С другом - профессором Рязанского государственного университета имени С.А. Есенина д.и.н. В.Н. Козляковым

С другом - профессором Рязанского государственного университета имени С.А. Есенина д.и.н. В.Н. Козляковым

 

         Несколько реже встречаются и обратные варианты: кандидаты исторических наук Олег Владимирович Наумов и Андрей Викторович Юрасов из академической науки перешли в Федеральное архивное агентство. А бывает и так, что авторы успешных научных исследований остаются кадровыми архивистами: среди них – мой старший товарищ Ю.М. Эскин, заместитель директора РГАДА, крупнейший знаток истории местничества и автор научной биографии Д.М. Пожарского. В одной из статей, размышляя об особенностях труда архивиста, Юрий Моисеевич справедливо заметил: «Ни приличной зарплаты, ни ученых «чинов», но можно сделать работу радостью – выявляй документы по интересующей теме, готовь статьи, публикации, даже книги».

 

Заместитель директора РГАДА Ю.М. Эскин и главный специалист отдела НСА РГАДА Л.В. Мошкова

Заместитель директора РГАДА Ю.М. Эскин и главный специалист отдела НСА РГАДА Л.В. Мошкова

 

         В любом случае, каким бы ни было сочетание архивной работы и науки в биографии исследователя, за этим всегда стоит многолетний сверхурочный труд, порой без отпусков и выходных. Потому что прямые должностные обязанности никто не отменит даже для особо одаренных: «План – закон. Выполнение – долг. Перевыполнение – честь». Сотрудник архива, который хотел бы заниматься научными исследованиями, должен спросить сам себя: готов ли он к такому режиму работы?

 

– Как мы поняли, архив – это «широкое поле» для научно-исследовательской работы. В таком случае, важно ли архивисту-исследователю ставить цель своей работы, и каким образом она влияет на ее ход?

Задание →
Куда, согласно отрывку, перешли из академической науки кандидаты исторических наук О.В. Наумов и А.В. Юрасов?

Записи →
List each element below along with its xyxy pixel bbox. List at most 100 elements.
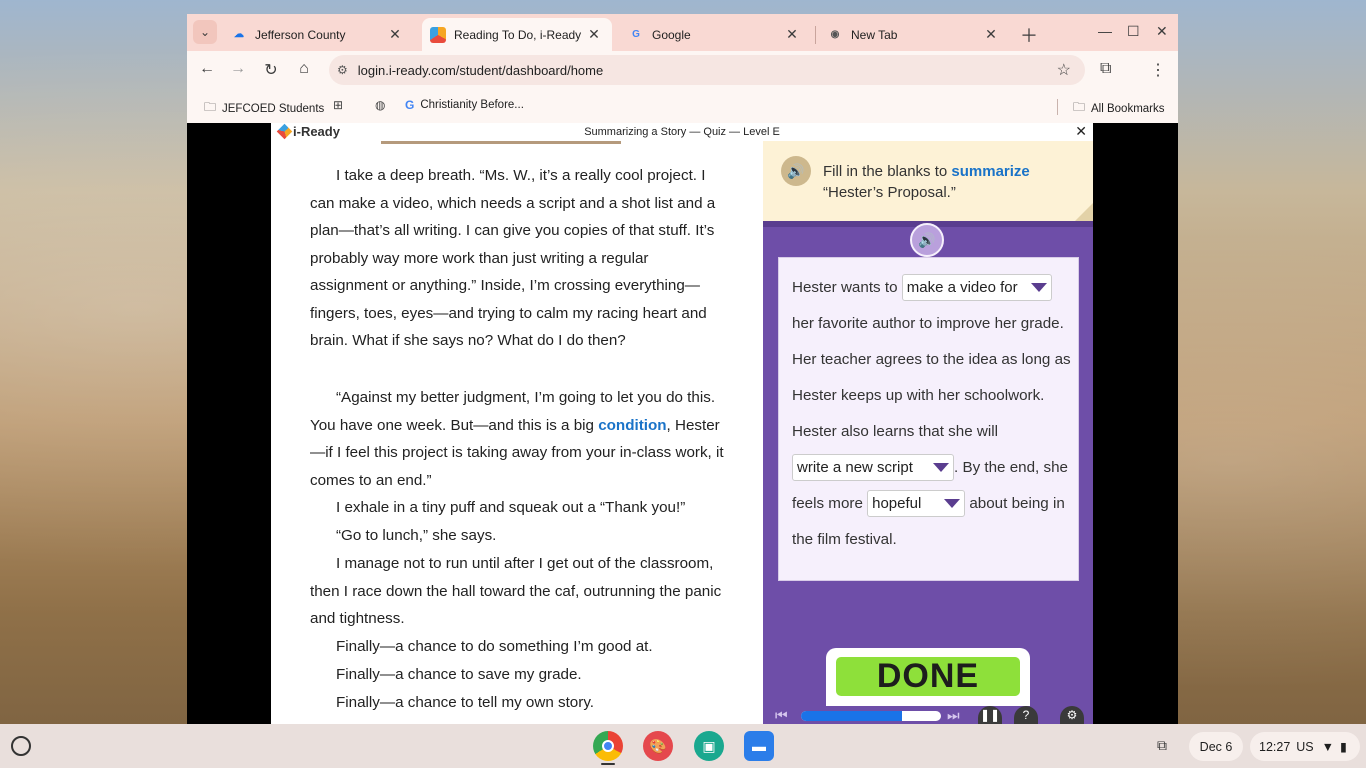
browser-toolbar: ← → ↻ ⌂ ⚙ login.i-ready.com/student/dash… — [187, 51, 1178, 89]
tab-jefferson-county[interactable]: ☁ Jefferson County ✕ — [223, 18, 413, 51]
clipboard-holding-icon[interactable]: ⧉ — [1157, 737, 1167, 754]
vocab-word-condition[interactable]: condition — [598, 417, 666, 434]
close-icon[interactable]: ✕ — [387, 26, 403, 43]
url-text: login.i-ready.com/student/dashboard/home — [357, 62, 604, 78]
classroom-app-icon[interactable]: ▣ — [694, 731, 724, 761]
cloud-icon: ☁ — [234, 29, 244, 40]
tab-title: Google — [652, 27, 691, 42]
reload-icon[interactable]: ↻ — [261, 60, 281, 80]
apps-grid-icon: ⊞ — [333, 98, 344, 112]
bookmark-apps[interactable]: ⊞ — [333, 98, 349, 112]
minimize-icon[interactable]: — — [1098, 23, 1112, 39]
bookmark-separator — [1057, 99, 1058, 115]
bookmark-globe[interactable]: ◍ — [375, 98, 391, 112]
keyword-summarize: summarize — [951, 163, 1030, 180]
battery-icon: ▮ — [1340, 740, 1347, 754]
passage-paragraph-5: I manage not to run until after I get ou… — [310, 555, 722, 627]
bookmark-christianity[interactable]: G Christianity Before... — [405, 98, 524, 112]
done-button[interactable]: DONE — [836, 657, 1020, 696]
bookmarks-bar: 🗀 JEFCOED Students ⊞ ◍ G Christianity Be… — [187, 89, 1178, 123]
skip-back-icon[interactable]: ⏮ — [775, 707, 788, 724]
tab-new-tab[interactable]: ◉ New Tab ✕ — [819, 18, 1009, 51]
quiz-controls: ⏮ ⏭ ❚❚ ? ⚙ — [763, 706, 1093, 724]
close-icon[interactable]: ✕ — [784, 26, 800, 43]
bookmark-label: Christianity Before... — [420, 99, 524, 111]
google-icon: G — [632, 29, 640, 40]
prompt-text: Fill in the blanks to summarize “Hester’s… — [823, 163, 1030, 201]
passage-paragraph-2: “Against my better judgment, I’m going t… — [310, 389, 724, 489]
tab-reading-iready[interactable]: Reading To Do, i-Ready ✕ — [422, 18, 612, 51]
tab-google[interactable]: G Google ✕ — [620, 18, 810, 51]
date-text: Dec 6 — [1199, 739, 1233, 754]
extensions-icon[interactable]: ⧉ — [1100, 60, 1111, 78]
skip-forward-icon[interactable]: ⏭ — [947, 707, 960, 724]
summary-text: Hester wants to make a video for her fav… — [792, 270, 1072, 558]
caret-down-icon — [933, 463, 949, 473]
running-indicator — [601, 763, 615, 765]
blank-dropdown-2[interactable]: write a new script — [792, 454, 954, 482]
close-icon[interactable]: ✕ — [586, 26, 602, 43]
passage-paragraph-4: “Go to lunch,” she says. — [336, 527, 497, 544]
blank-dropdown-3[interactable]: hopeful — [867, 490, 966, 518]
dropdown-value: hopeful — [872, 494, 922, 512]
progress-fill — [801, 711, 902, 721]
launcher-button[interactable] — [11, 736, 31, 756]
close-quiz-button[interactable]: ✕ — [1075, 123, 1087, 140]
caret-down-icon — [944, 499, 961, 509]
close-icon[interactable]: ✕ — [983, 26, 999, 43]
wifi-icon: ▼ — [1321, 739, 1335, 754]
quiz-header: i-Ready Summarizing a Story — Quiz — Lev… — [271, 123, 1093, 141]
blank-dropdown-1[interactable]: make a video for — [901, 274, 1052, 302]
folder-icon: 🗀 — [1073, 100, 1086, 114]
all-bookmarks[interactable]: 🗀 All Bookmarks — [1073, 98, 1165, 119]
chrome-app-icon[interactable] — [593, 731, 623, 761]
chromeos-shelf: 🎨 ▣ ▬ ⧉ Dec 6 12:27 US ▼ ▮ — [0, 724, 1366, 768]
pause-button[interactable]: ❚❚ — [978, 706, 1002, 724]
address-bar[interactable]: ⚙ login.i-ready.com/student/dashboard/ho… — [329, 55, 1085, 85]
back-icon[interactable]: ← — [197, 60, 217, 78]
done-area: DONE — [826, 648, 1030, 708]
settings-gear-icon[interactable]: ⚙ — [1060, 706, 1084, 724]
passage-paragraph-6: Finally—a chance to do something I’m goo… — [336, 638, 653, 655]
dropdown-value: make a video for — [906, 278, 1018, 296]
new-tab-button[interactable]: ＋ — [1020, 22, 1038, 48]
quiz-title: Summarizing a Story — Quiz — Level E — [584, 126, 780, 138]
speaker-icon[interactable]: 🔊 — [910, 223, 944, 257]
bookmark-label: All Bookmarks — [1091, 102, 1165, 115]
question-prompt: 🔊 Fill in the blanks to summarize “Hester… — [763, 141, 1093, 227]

Ответ →
В Федеральное архивное агентство.